▶ **Set exercise**
Provide the data again in its entirety, exactly as given.

Collected data entries:
#####
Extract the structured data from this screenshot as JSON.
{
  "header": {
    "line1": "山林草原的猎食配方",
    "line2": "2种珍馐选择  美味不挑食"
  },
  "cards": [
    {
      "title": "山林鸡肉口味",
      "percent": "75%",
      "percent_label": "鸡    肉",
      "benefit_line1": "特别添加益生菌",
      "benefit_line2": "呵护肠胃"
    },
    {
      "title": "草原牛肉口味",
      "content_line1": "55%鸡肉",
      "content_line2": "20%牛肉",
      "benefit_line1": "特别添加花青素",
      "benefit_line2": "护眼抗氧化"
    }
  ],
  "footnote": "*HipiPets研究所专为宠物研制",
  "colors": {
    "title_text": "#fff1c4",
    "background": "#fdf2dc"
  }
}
#####
▶ **In response**
Extract the structured data from this screenshot as JSON.
{
  "header": {
    "line1": "山林草原的猎食配方",
    "line2": "2种珍馐选择  美味不挑食"
  },
  "cards": [
    {
      "title": "山林鸡肉口味",
      "percent": "75%",
      "percent_label": "鸡    肉",
      "benefit_line1": "特别添加益生菌",
      "benefit_line2": "呵护肠胃"
    },
    {
      "title": "草原牛肉口味",
      "content_line1": "55%鸡肉",
      "content_line2": "20%牛肉",
      "benefit_line1": "特别添加花青素",
      "benefit_line2": "护眼抗氧化"
    }
  ],
  "footnote": "*HipiPets研究所专为宠物研制",
  "colors": {
    "title_text": "#fff1c4",
    "background": "#fdf2dc"
  }
}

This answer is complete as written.